Check every line below for the word "JSON" and copy each one that has it.

* Input *
***
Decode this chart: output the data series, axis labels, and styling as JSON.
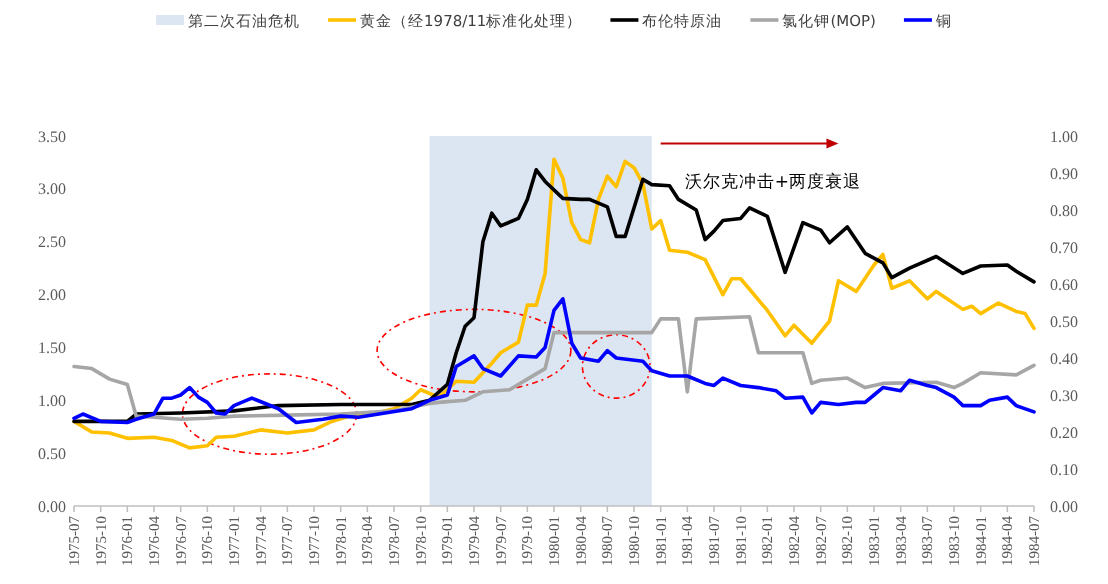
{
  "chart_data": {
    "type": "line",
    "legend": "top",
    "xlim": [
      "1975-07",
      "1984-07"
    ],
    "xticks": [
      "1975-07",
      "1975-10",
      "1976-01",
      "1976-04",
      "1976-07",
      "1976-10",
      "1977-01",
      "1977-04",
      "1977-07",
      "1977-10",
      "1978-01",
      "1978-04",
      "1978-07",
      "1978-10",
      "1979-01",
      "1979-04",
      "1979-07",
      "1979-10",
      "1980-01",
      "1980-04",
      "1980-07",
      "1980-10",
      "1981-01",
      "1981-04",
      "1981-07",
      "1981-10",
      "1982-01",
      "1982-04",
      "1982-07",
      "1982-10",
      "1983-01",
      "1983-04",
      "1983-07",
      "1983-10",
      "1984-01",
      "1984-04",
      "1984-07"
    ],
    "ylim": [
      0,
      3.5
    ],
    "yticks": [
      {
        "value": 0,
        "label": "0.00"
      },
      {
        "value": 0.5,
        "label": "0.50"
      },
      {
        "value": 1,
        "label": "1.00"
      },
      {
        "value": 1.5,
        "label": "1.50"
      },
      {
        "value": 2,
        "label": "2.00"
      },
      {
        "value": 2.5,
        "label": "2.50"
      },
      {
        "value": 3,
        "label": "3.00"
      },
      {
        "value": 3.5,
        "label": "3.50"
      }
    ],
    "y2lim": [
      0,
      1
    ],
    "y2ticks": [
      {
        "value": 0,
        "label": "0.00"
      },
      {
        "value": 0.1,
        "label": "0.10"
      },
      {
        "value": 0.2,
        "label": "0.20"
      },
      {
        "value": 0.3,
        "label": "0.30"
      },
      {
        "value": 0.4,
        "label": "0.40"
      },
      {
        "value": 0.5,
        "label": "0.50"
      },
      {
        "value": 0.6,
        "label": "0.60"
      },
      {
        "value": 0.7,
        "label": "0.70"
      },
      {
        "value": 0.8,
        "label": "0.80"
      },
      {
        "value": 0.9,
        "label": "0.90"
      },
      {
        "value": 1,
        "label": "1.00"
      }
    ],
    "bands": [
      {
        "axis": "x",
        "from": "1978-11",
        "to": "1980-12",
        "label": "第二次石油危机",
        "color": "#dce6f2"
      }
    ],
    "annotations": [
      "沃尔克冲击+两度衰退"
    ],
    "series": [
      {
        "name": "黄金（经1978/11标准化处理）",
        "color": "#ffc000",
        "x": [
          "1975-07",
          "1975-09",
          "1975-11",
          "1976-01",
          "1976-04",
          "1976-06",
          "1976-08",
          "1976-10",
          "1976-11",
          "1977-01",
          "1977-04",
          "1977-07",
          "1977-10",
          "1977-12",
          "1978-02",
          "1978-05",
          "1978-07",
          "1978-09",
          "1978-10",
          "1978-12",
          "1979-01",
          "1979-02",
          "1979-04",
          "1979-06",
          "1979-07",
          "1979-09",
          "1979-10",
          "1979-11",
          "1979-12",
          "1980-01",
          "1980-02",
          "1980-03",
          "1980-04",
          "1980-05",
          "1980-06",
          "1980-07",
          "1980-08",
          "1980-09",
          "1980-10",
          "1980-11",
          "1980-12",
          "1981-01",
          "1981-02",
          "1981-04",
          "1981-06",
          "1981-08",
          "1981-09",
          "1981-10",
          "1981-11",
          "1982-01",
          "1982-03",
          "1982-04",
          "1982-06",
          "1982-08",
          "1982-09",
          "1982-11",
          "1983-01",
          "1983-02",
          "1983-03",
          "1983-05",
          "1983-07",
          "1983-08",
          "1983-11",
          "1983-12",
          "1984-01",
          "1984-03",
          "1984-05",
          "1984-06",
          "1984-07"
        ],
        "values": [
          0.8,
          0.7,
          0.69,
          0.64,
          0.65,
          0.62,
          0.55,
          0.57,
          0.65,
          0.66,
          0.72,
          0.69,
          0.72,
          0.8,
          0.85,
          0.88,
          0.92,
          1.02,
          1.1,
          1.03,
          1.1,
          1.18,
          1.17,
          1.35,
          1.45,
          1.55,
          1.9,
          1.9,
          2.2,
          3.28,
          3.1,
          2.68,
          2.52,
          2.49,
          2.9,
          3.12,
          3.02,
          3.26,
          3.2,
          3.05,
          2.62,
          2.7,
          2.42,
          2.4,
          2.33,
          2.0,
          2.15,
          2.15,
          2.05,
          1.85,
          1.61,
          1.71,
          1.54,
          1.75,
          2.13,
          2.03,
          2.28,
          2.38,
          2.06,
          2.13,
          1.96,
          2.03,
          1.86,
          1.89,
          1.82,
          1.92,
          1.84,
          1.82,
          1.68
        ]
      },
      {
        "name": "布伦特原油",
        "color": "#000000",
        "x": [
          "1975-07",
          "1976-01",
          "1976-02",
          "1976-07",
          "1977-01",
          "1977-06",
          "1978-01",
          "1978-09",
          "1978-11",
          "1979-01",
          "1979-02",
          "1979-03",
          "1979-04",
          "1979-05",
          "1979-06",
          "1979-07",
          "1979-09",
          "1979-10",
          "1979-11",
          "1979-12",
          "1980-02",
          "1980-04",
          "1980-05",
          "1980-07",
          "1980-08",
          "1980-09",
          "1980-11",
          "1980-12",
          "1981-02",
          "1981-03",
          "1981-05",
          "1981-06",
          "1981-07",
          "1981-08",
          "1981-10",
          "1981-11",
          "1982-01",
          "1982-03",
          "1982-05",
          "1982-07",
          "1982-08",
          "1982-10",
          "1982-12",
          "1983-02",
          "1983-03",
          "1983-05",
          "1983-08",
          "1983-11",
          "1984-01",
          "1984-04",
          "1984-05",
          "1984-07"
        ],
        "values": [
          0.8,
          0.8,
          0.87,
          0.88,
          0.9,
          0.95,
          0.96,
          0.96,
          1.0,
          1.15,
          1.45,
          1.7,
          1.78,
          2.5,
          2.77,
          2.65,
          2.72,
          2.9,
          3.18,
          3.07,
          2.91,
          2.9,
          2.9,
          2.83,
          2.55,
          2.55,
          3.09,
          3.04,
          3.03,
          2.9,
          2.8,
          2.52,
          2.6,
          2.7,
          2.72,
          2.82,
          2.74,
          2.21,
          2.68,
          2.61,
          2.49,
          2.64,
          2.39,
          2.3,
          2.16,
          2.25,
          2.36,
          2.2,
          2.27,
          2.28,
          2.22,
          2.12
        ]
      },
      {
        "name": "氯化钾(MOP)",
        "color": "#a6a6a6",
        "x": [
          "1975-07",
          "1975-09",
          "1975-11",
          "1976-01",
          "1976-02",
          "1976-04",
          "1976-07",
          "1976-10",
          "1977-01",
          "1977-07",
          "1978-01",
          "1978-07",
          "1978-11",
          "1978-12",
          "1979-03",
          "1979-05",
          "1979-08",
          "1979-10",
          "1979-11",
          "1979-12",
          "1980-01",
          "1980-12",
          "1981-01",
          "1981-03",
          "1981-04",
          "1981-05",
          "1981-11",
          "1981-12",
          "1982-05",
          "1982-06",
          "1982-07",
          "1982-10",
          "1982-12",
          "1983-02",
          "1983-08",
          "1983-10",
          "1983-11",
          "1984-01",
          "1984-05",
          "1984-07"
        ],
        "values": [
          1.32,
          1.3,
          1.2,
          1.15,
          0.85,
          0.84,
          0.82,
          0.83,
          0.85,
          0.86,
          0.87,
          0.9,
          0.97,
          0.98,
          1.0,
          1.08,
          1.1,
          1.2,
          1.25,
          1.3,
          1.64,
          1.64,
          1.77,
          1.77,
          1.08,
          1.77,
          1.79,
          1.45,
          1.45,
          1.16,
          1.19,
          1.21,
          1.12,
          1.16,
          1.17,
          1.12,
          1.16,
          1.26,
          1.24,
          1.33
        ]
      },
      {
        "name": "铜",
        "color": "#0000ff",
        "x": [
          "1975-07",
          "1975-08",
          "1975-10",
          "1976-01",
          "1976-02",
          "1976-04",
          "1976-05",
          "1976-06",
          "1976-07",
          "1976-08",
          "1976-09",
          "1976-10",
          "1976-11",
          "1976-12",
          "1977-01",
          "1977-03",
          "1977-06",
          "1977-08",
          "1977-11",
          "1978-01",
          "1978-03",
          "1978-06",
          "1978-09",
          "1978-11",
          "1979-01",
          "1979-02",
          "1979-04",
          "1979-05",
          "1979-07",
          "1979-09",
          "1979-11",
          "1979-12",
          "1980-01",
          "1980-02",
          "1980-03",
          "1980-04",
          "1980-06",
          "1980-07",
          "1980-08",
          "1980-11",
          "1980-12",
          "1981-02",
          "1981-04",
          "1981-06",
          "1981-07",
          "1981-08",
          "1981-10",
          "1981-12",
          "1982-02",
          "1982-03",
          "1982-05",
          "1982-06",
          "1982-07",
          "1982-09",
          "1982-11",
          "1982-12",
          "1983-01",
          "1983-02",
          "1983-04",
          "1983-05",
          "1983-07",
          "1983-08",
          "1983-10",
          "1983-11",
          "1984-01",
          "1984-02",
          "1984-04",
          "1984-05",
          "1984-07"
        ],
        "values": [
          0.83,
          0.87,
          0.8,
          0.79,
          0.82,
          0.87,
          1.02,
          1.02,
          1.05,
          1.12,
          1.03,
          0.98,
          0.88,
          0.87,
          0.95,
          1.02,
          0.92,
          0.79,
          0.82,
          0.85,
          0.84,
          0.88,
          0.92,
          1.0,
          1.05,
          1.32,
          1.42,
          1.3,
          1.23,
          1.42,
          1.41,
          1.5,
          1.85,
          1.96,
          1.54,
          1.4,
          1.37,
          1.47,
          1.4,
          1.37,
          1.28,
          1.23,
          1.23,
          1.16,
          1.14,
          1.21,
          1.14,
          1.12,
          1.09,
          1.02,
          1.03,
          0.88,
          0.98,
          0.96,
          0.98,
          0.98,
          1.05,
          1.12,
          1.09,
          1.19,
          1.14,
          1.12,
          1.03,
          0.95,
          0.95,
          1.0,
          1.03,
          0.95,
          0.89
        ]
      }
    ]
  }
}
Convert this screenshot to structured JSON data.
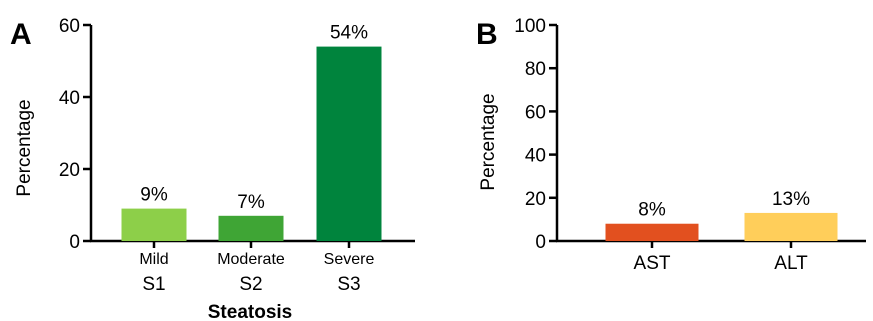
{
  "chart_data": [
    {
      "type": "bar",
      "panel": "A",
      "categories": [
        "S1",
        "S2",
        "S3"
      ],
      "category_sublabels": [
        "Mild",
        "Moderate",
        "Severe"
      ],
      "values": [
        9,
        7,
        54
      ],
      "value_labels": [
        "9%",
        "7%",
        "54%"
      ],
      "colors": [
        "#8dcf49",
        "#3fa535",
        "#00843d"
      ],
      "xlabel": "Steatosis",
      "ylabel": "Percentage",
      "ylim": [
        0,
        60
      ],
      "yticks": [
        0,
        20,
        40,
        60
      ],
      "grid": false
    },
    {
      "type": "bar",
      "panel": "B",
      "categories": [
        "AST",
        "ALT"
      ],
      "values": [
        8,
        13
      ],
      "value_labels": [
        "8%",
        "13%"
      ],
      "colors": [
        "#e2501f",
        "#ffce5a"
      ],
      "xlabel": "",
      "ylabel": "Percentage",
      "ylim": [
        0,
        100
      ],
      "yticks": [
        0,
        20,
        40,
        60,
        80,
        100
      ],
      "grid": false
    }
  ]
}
***
* Output below *
Decode this chart: output the data series, axis labels, and styling as JSON.
Convert this screenshot to structured JSON data.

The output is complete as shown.